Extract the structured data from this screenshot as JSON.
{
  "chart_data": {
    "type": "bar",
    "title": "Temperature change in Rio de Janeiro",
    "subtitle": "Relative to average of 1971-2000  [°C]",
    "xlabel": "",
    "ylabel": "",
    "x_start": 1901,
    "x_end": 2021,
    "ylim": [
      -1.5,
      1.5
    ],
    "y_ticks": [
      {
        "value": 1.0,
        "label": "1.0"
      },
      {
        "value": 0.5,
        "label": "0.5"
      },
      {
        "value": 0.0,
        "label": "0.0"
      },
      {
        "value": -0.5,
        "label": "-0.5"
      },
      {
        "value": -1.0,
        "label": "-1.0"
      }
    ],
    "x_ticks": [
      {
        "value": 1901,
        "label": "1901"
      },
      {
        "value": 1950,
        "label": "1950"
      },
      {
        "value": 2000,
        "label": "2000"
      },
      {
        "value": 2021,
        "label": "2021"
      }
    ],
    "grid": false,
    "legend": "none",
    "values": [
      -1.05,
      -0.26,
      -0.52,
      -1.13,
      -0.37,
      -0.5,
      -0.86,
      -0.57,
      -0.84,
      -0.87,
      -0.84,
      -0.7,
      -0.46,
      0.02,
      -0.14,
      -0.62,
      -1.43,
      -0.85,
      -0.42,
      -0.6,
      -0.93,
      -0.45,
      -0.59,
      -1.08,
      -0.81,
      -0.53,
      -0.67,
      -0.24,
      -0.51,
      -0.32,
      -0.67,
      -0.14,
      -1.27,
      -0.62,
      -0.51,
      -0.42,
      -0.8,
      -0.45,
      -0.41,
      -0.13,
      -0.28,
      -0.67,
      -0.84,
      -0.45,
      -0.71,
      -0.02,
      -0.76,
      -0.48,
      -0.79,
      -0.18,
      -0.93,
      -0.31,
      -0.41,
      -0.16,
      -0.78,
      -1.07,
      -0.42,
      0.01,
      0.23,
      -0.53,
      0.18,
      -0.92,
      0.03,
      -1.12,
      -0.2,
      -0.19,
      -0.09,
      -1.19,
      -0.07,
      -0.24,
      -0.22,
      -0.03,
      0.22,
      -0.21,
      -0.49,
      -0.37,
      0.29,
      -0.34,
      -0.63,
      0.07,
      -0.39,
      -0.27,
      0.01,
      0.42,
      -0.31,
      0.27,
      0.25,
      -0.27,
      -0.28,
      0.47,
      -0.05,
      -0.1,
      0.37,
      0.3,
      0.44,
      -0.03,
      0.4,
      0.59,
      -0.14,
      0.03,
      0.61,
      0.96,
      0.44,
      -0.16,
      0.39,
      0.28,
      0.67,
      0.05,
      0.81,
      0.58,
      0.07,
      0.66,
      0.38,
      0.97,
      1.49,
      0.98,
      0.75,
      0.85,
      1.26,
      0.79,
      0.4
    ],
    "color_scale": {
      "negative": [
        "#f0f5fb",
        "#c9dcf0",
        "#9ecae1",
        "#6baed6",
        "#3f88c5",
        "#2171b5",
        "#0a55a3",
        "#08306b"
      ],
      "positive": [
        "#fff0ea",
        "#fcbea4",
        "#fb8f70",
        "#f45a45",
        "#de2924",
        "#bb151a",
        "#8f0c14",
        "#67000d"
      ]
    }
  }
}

# # # # #

_Exercise requirements_
Copy out the full material exactly as it appears.

_Answer below_
Extract the structured data from this screenshot as JSON.
{
  "chart_data": {
    "type": "bar",
    "title": "Temperature change in Rio de Janeiro",
    "subtitle": "Relative to average of 1971-2000  [°C]",
    "xlabel": "",
    "ylabel": "",
    "x_start": 1901,
    "x_end": 2021,
    "ylim": [
      -1.5,
      1.5
    ],
    "y_ticks": [
      {
        "value": 1.0,
        "label": "1.0"
      },
      {
        "value": 0.5,
        "label": "0.5"
      },
      {
        "value": 0.0,
        "label": "0.0"
      },
      {
        "value": -0.5,
        "label": "-0.5"
      },
      {
        "value": -1.0,
        "label": "-1.0"
      }
    ],
    "x_ticks": [
      {
        "value": 1901,
        "label": "1901"
      },
      {
        "value": 1950,
        "label": "1950"
      },
      {
        "value": 2000,
        "label": "2000"
      },
      {
        "value": 2021,
        "label": "2021"
      }
    ],
    "grid": false,
    "legend": "none",
    "values": [
      -1.05,
      -0.26,
      -0.52,
      -1.13,
      -0.37,
      -0.5,
      -0.86,
      -0.57,
      -0.84,
      -0.87,
      -0.84,
      -0.7,
      -0.46,
      0.02,
      -0.14,
      -0.62,
      -1.43,
      -0.85,
      -0.42,
      -0.6,
      -0.93,
      -0.45,
      -0.59,
      -1.08,
      -0.81,
      -0.53,
      -0.67,
      -0.24,
      -0.51,
      -0.32,
      -0.67,
      -0.14,
      -1.27,
      -0.62,
      -0.51,
      -0.42,
      -0.8,
      -0.45,
      -0.41,
      -0.13,
      -0.28,
      -0.67,
      -0.84,
      -0.45,
      -0.71,
      -0.02,
      -0.76,
      -0.48,
      -0.79,
      -0.18,
      -0.93,
      -0.31,
      -0.41,
      -0.16,
      -0.78,
      -1.07,
      -0.42,
      0.01,
      0.23,
      -0.53,
      0.18,
      -0.92,
      0.03,
      -1.12,
      -0.2,
      -0.19,
      -0.09,
      -1.19,
      -0.07,
      -0.24,
      -0.22,
      -0.03,
      0.22,
      -0.21,
      -0.49,
      -0.37,
      0.29,
      -0.34,
      -0.63,
      0.07,
      -0.39,
      -0.27,
      0.01,
      0.42,
      -0.31,
      0.27,
      0.25,
      -0.27,
      -0.28,
      0.47,
      -0.05,
      -0.1,
      0.37,
      0.3,
      0.44,
      -0.03,
      0.4,
      0.59,
      -0.14,
      0.03,
      0.61,
      0.96,
      0.44,
      -0.16,
      0.39,
      0.28,
      0.67,
      0.05,
      0.81,
      0.58,
      0.07,
      0.66,
      0.38,
      0.97,
      1.49,
      0.98,
      0.75,
      0.85,
      1.26,
      0.79,
      0.4
    ],
    "color_scale": {
      "negative": [
        "#f0f5fb",
        "#c9dcf0",
        "#9ecae1",
        "#6baed6",
        "#3f88c5",
        "#2171b5",
        "#0a55a3",
        "#08306b"
      ],
      "positive": [
        "#fff0ea",
        "#fcbea4",
        "#fb8f70",
        "#f45a45",
        "#de2924",
        "#bb151a",
        "#8f0c14",
        "#67000d"
      ]
    }
  }
}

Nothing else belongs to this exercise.